=== TASK REQUIREMENTS ===
1 – Answer the following questions using the worked solution:
(a) In part a, what is $\tan\theta$ equal to?
(b) In part b, what is $\cos\theta$ equal to?
(c) In part b, which value of k is chosen?
2 – Summarize the worked solution in two sentences.

=== DOCUMENT EXCERPT ===
• • • •

Answer
a) $\cot^{-1}(-\sqrt3)=\frac{5\pi}{6}$
b) $\sec^{-1}2=\frac{\pi}{3}$
Work Step by Step
a) let $\cot^{-1}(-\sqrt3)=\theta, 0\lt\theta\lt\pi$
$\cot\theta=-\sqrt3$
$\tan\theta=\frac{-1}{\sqrt3}$
$\theta=-\frac{\pi}{6}+k\pi$, where k is an integer.
$\because 0\lt\theta\lt\pi,$ let $k=1, \theta=\frac{5\pi}{6}$
$\therefore \cot^{-1}(-\sqrt3)=\frac{5\pi}{6}$
b) let $\sec^{-1}2=\theta, 0\leq\theta\leq\pi, \theta\neq\frac{\pi}{2}$
$\sec\theta=2$
$\cos\theta=\frac{1}{2}$
$\theta=\pm\frac{\pi}{3}+2k\pi$, where k is an integer.
$\because 0\leq\theta\leq\pi, \theta\neq\frac{\pi}{2},$ let $k=0, \theta=\frac{\pi}{3}$
$\therefore \sec^{-1}2=\frac{\pi}{3}$

• • • •

Layout region records

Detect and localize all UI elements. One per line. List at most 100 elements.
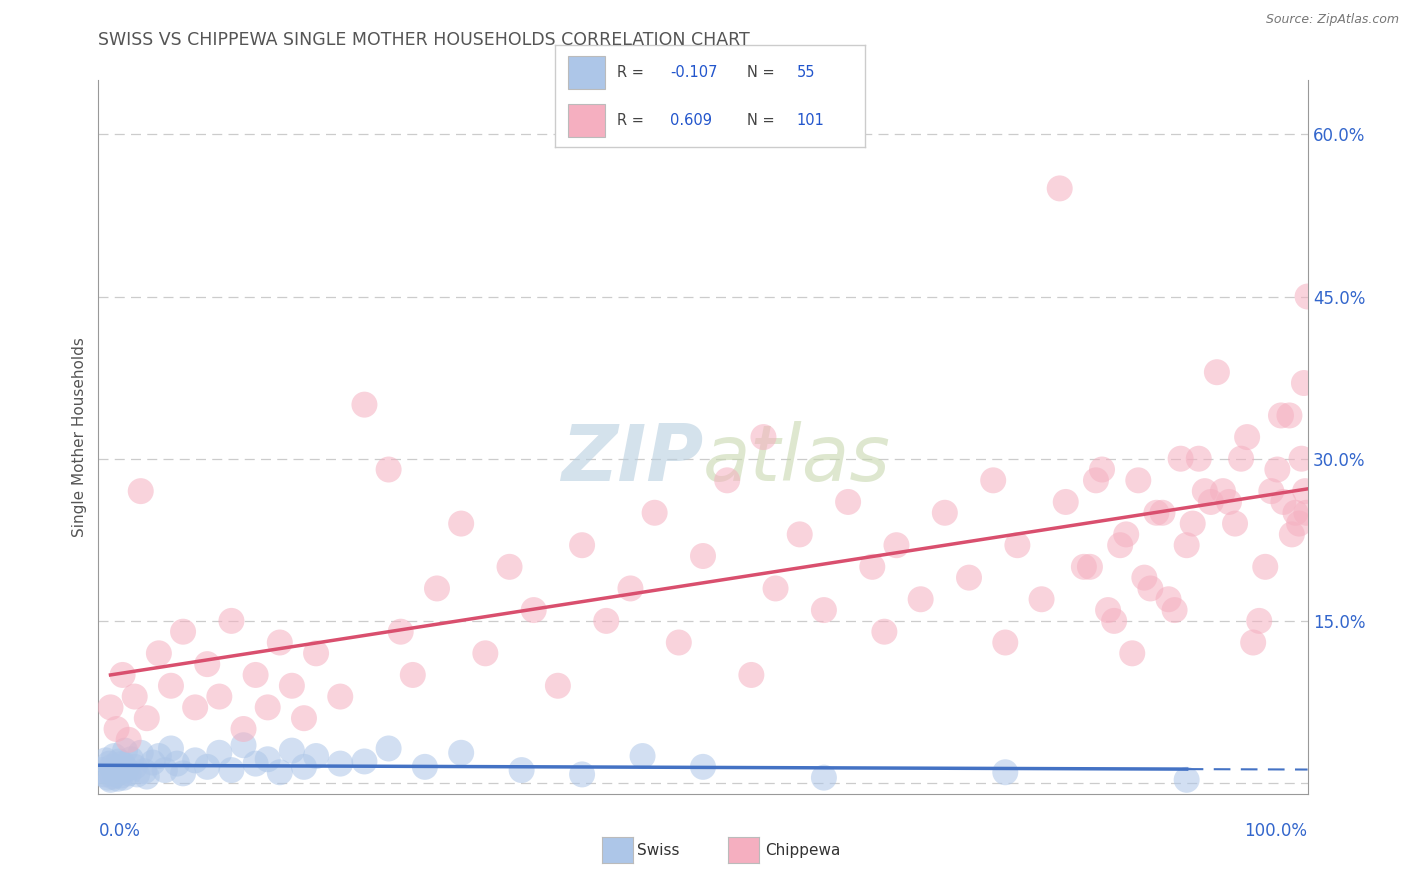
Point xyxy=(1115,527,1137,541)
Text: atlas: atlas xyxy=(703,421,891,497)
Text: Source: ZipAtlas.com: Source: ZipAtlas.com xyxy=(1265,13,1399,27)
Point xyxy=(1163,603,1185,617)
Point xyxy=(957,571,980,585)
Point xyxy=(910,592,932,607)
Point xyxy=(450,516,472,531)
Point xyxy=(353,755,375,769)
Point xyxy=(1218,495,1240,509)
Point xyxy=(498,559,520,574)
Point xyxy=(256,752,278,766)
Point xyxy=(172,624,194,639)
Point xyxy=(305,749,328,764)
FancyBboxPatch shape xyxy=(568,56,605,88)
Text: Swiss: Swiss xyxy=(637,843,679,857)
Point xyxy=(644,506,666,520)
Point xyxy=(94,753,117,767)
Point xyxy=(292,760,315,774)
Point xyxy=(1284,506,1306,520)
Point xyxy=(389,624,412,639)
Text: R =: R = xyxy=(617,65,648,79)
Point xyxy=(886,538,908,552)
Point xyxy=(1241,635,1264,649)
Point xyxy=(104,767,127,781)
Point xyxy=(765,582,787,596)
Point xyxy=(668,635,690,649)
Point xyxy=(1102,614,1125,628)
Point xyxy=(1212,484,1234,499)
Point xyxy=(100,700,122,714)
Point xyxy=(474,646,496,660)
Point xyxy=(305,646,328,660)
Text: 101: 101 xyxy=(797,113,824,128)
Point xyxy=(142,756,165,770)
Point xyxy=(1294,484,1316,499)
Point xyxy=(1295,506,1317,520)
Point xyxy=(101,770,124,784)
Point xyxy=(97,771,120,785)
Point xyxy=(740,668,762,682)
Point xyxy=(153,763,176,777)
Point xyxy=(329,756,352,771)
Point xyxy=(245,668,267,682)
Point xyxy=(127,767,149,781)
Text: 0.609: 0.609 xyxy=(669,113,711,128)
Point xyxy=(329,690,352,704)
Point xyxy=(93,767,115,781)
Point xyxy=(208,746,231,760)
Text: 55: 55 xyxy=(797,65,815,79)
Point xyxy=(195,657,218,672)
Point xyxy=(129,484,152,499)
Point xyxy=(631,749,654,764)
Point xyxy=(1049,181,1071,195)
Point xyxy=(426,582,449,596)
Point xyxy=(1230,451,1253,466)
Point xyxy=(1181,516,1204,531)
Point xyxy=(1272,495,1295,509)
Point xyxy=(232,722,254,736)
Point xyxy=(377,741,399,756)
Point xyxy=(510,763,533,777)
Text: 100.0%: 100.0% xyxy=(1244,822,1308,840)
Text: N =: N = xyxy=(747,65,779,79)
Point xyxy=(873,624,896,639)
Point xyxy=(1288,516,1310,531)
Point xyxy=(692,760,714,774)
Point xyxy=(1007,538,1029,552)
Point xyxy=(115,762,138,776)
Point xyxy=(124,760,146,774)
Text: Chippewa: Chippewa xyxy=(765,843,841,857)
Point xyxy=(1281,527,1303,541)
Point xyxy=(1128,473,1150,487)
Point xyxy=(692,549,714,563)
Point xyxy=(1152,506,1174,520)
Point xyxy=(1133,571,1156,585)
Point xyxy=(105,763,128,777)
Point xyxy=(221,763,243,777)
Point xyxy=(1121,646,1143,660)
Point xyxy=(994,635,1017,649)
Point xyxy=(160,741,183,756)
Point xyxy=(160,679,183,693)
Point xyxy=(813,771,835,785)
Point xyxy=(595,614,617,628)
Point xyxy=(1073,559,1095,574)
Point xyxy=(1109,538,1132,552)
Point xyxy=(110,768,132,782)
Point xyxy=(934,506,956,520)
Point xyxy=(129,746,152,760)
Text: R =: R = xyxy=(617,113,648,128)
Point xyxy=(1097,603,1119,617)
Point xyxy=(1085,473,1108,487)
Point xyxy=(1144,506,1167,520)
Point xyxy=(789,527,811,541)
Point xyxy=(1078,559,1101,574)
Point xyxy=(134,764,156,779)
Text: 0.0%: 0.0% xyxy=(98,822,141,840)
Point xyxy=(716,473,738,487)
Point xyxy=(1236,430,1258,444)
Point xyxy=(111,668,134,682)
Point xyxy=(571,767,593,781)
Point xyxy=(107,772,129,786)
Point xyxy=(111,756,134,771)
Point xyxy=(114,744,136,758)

• • • •

=== ANSWERS PER TASK ===
1 –
(a) $\tan\theta=\frac{-1}{\sqrt3}$
(b) $\cos\theta=\frac{1}{2}$
(c) $k=0$

2 – The worked solution finds that $\cot^{-1}(-\sqrt3)=\frac{5\pi}{6}$ by setting $\cot\theta=-\sqrt3$, rewriting it as $\tan\theta=\frac{-1}{\sqrt3}$, and taking $k=1$ so that $0\lt\theta\lt\pi$. It finds that $\sec^{-1}2=\frac{\pi}{3}$ by setting $\sec\theta=2$, rewriting it as $\cos\theta=\frac{1}{2}$, and taking $k=0$ so that $0\leq\theta\leq\pi$ and $\theta\neq\frac{\pi}{2}$.